## Task prompt:
Keep only the lines that hold the string "sinh", filtering out the rest of the entries below.

(Extracted data entries)
>>>
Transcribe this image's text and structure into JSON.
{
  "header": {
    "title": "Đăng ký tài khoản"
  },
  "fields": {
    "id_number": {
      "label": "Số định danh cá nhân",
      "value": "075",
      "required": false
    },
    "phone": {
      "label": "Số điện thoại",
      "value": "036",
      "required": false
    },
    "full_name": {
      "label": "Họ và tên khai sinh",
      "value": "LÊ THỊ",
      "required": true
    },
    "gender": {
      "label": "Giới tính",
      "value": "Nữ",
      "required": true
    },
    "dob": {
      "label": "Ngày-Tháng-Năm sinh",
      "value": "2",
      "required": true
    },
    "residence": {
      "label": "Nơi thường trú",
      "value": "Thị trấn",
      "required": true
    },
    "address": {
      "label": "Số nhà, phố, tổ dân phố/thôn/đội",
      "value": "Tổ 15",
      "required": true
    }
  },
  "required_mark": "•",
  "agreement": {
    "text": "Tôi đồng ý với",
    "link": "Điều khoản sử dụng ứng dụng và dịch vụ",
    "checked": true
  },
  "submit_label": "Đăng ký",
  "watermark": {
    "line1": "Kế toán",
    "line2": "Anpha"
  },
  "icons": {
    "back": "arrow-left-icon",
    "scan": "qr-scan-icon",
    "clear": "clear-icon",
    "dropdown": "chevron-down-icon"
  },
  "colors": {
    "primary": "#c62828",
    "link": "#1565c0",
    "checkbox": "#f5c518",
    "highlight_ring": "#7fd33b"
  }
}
<<<
## Result below:
      "label": "Họ và tên khai sinh",
      "label": "Ngày-Tháng-Năm sinh",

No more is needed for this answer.